Copy out all lines where "paesi" appears.

# Task material
━━━

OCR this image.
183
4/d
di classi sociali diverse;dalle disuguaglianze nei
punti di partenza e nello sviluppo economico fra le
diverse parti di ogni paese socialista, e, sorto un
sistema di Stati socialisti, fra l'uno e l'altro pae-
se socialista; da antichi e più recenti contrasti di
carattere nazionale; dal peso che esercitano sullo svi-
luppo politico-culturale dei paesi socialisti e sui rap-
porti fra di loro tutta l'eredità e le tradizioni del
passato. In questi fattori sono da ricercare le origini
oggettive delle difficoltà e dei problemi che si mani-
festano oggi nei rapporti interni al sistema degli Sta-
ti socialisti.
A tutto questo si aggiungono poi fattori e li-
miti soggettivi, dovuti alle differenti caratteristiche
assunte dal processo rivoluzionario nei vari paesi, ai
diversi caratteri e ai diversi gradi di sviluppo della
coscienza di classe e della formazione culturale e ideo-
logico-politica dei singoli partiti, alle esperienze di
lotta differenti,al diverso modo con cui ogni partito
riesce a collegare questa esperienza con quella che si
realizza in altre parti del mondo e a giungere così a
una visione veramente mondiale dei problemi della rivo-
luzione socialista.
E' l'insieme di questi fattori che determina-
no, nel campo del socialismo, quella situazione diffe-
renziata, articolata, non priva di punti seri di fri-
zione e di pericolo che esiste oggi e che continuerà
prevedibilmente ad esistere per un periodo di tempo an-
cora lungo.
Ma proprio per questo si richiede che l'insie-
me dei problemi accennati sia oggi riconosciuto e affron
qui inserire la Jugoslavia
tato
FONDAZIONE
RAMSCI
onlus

━━━

# Answer to the task
luppo politico-culturale dei paesi socialisti e sui rap-
assunte dal processo rivoluzionario nei vari paesi, ai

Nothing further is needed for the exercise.